Records:
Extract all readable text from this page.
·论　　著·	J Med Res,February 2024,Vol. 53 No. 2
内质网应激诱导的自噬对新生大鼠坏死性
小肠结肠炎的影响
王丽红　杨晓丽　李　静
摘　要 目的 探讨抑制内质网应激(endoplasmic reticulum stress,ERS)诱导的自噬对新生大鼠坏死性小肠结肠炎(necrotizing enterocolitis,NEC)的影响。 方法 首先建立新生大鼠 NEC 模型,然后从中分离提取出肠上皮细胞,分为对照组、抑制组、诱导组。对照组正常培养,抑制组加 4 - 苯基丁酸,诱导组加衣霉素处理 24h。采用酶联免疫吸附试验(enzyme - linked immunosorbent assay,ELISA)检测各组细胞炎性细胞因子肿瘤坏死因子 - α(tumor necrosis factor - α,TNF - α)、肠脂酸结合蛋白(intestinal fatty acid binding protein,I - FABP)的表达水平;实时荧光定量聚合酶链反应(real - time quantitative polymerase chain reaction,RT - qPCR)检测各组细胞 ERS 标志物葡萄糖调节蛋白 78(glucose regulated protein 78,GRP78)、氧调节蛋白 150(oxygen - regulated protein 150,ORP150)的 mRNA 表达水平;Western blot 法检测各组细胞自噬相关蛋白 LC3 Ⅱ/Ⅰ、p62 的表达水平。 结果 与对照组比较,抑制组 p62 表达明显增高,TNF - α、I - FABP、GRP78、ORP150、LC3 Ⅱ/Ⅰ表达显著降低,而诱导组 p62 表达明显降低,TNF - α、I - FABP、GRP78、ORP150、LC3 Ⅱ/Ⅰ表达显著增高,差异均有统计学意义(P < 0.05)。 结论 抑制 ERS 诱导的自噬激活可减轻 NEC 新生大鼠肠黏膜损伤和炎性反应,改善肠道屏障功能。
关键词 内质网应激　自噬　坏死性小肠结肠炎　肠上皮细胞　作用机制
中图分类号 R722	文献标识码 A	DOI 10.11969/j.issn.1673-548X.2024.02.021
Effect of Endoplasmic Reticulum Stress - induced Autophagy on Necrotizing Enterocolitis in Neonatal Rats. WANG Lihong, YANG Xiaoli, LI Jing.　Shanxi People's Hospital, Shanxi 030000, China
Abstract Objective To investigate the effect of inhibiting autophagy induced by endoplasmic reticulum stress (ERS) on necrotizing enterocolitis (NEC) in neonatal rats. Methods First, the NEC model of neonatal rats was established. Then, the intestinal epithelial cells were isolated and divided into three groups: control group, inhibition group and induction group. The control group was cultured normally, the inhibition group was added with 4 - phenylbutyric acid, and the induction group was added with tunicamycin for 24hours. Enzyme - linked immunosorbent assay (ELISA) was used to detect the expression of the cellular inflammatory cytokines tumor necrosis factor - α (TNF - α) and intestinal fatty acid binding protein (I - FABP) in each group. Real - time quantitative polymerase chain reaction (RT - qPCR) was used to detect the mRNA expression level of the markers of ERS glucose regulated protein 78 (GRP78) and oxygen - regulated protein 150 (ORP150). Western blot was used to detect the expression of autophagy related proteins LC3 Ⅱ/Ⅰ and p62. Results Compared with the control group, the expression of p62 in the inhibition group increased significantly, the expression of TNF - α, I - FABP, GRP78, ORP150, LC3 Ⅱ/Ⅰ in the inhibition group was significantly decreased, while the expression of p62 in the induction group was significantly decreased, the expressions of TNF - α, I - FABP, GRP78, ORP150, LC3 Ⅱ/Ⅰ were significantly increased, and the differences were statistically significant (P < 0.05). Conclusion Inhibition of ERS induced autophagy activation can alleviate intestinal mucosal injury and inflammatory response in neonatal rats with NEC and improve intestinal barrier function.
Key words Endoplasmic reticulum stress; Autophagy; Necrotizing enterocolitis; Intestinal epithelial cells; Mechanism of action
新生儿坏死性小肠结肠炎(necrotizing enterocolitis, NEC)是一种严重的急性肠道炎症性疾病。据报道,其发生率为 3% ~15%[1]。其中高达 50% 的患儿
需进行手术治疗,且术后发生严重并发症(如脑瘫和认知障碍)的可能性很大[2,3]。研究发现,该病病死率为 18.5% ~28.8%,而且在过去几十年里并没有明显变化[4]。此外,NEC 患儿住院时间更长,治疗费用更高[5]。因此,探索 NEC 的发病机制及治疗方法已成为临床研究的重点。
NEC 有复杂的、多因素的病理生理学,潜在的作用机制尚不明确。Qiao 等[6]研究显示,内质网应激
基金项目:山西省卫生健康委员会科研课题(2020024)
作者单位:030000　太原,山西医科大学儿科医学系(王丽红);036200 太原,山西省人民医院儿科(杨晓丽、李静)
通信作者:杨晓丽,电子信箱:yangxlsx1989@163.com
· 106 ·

Required action: The records above must be reproduced word for word.

Task answer:
Extract all readable text from this page.
·论　　著·	J Med Res,February 2024,Vol. 53 No. 2
内质网应激诱导的自噬对新生大鼠坏死性
小肠结肠炎的影响
王丽红　杨晓丽　李　静
摘　要 目的 探讨抑制内质网应激(endoplasmic reticulum stress,ERS)诱导的自噬对新生大鼠坏死性小肠结肠炎(necrotizing enterocolitis,NEC)的影响。 方法 首先建立新生大鼠 NEC 模型,然后从中分离提取出肠上皮细胞,分为对照组、抑制组、诱导组。对照组正常培养,抑制组加 4 - 苯基丁酸,诱导组加衣霉素处理 24h。采用酶联免疫吸附试验(enzyme - linked immunosorbent assay,ELISA)检测各组细胞炎性细胞因子肿瘤坏死因子 - α(tumor necrosis factor - α,TNF - α)、肠脂酸结合蛋白(intestinal fatty acid binding protein,I - FABP)的表达水平;实时荧光定量聚合酶链反应(real - time quantitative polymerase chain reaction,RT - qPCR)检测各组细胞 ERS 标志物葡萄糖调节蛋白 78(glucose regulated protein 78,GRP78)、氧调节蛋白 150(oxygen - regulated protein 150,ORP150)的 mRNA 表达水平;Western blot 法检测各组细胞自噬相关蛋白 LC3 Ⅱ/Ⅰ、p62 的表达水平。 结果 与对照组比较,抑制组 p62 表达明显增高,TNF - α、I - FABP、GRP78、ORP150、LC3 Ⅱ/Ⅰ表达显著降低,而诱导组 p62 表达明显降低,TNF - α、I - FABP、GRP78、ORP150、LC3 Ⅱ/Ⅰ表达显著增高,差异均有统计学意义(P < 0.05)。 结论 抑制 ERS 诱导的自噬激活可减轻 NEC 新生大鼠肠黏膜损伤和炎性反应,改善肠道屏障功能。
关键词 内质网应激　自噬　坏死性小肠结肠炎　肠上皮细胞　作用机制
中图分类号 R722	文献标识码 A	DOI 10.11969/j.issn.1673-548X.2024.02.021
Effect of Endoplasmic Reticulum Stress - induced Autophagy on Necrotizing Enterocolitis in Neonatal Rats. WANG Lihong, YANG Xiaoli, LI Jing.　Shanxi People's Hospital, Shanxi 030000, China
Abstract Objective To investigate the effect of inhibiting autophagy induced by endoplasmic reticulum stress (ERS) on necrotizing enterocolitis (NEC) in neonatal rats. Methods First, the NEC model of neonatal rats was established. Then, the intestinal epithelial cells were isolated and divided into three groups: control group, inhibition group and induction group. The control group was cultured normally, the inhibition group was added with 4 - phenylbutyric acid, and the induction group was added with tunicamycin for 24hours. Enzyme - linked immunosorbent assay (ELISA) was used to detect the expression of the cellular inflammatory cytokines tumor necrosis factor - α (TNF - α) and intestinal fatty acid binding protein (I - FABP) in each group. Real - time quantitative polymerase chain reaction (RT - qPCR) was used to detect the mRNA expression level of the markers of ERS glucose regulated protein 78 (GRP78) and oxygen - regulated protein 150 (ORP150). Western blot was used to detect the expression of autophagy related proteins LC3 Ⅱ/Ⅰ and p62. Results Compared with the control group, the expression of p62 in the inhibition group increased significantly, the expression of TNF - α, I - FABP, GRP78, ORP150, LC3 Ⅱ/Ⅰ in the inhibition group was significantly decreased, while the expression of p62 in the induction group was significantly decreased, the expressions of TNF - α, I - FABP, GRP78, ORP150, LC3 Ⅱ/Ⅰ were significantly increased, and the differences were statistically significant (P < 0.05). Conclusion Inhibition of ERS induced autophagy activation can alleviate intestinal mucosal injury and inflammatory response in neonatal rats with NEC and improve intestinal barrier function.
Key words Endoplasmic reticulum stress; Autophagy; Necrotizing enterocolitis; Intestinal epithelial cells; Mechanism of action
新生儿坏死性小肠结肠炎(necrotizing enterocolitis, NEC)是一种严重的急性肠道炎症性疾病。据报道,其发生率为 3% ~15%[1]。其中高达 50% 的患儿
需进行手术治疗,且术后发生严重并发症(如脑瘫和认知障碍)的可能性很大[2,3]。研究发现,该病病死率为 18.5% ~28.8%,而且在过去几十年里并没有明显变化[4]。此外,NEC 患儿住院时间更长,治疗费用更高[5]。因此,探索 NEC 的发病机制及治疗方法已成为临床研究的重点。
NEC 有复杂的、多因素的病理生理学,潜在的作用机制尚不明确。Qiao 等[6]研究显示,内质网应激
基金项目:山西省卫生健康委员会科研课题(2020024)
作者单位:030000　太原,山西医科大学儿科医学系(王丽红);036200 太原,山西省人民医院儿科(杨晓丽、李静)
通信作者:杨晓丽,电子信箱:yangxlsx1989@163.com
· 106 ·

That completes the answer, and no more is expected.